* _Directive_: Bring together all lines of the material below that contain the string "Republic".

(Extracted data entries)
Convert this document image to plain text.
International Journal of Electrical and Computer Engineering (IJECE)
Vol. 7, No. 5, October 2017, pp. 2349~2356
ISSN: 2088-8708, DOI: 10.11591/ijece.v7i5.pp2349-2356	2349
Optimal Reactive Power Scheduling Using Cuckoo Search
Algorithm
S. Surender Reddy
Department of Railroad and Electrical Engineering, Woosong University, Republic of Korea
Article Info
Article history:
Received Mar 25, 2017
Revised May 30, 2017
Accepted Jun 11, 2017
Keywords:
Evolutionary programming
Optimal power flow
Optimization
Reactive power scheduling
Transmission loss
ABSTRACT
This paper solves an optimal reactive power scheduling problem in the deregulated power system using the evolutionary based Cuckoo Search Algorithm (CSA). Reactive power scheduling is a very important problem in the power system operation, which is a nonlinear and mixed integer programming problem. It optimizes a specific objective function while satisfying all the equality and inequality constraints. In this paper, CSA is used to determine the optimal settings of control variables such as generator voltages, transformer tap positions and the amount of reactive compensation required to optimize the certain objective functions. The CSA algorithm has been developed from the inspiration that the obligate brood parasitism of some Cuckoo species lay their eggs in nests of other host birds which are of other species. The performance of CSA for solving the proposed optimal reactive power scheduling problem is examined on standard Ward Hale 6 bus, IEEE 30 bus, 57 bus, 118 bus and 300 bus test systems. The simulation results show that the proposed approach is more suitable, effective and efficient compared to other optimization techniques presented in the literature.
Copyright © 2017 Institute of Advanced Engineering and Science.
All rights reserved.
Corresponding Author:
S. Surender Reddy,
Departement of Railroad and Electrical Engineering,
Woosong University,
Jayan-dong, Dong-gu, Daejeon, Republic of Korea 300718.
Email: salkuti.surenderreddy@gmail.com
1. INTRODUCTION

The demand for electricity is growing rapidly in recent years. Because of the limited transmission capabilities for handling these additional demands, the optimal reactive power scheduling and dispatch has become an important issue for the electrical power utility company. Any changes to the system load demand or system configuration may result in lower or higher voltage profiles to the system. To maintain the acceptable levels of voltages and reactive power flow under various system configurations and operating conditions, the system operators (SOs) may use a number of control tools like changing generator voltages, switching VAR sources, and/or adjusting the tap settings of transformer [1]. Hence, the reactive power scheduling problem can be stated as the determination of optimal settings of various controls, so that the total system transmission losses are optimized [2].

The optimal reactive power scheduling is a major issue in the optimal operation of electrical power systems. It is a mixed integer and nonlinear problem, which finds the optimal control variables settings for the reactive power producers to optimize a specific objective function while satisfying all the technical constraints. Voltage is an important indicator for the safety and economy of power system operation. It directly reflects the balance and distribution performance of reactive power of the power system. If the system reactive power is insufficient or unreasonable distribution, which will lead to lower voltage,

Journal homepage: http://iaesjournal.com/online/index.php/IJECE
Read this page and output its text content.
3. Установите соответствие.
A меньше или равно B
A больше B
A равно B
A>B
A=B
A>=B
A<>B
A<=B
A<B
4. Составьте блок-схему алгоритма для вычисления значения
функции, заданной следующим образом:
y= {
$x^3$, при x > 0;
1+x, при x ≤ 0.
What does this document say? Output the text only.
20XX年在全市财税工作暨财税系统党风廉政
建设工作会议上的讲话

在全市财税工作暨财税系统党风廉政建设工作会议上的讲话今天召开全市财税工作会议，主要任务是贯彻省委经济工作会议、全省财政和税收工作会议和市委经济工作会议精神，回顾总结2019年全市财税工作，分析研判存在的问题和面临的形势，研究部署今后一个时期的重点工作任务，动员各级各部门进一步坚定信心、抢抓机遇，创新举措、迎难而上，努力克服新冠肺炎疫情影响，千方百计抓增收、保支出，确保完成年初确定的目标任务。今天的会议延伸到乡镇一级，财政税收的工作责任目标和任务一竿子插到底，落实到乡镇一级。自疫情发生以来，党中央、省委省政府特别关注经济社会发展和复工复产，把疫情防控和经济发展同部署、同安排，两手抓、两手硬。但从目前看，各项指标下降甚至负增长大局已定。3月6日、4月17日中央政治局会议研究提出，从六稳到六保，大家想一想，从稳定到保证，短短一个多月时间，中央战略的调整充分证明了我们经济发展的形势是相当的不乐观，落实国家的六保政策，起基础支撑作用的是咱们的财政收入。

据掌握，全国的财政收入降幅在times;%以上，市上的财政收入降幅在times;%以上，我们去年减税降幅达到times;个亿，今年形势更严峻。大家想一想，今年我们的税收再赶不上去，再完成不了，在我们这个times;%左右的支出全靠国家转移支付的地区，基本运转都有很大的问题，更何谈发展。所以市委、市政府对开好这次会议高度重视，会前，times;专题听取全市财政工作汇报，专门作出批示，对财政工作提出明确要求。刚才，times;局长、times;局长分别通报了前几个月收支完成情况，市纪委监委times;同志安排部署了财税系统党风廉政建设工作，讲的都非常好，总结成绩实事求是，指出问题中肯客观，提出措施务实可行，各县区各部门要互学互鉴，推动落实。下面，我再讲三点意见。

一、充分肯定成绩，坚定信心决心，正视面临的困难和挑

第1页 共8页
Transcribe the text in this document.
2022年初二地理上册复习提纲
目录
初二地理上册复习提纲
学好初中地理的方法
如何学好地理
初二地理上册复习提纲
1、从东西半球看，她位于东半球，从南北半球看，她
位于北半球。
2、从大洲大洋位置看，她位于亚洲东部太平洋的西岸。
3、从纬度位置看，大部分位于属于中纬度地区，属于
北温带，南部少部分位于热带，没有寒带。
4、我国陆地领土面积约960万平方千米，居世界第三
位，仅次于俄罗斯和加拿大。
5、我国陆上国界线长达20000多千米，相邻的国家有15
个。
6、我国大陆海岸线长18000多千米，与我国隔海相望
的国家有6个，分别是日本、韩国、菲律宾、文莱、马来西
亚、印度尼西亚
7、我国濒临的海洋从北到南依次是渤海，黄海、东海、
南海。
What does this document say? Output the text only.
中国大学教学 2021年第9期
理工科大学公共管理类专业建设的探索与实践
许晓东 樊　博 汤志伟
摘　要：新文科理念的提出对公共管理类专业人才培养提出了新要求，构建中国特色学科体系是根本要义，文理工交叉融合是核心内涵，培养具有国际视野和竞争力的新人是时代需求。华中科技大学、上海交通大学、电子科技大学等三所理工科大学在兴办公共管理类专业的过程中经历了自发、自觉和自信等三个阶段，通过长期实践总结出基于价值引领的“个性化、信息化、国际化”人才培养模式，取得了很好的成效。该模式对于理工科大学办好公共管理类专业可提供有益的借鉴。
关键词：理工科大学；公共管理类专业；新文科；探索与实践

* _Output_:
Department of Railroad and Electrical Engineering, Woosong University, Republic of Korea
Jayan-dong, Dong-gu, Daejeon, Republic of Korea 300718.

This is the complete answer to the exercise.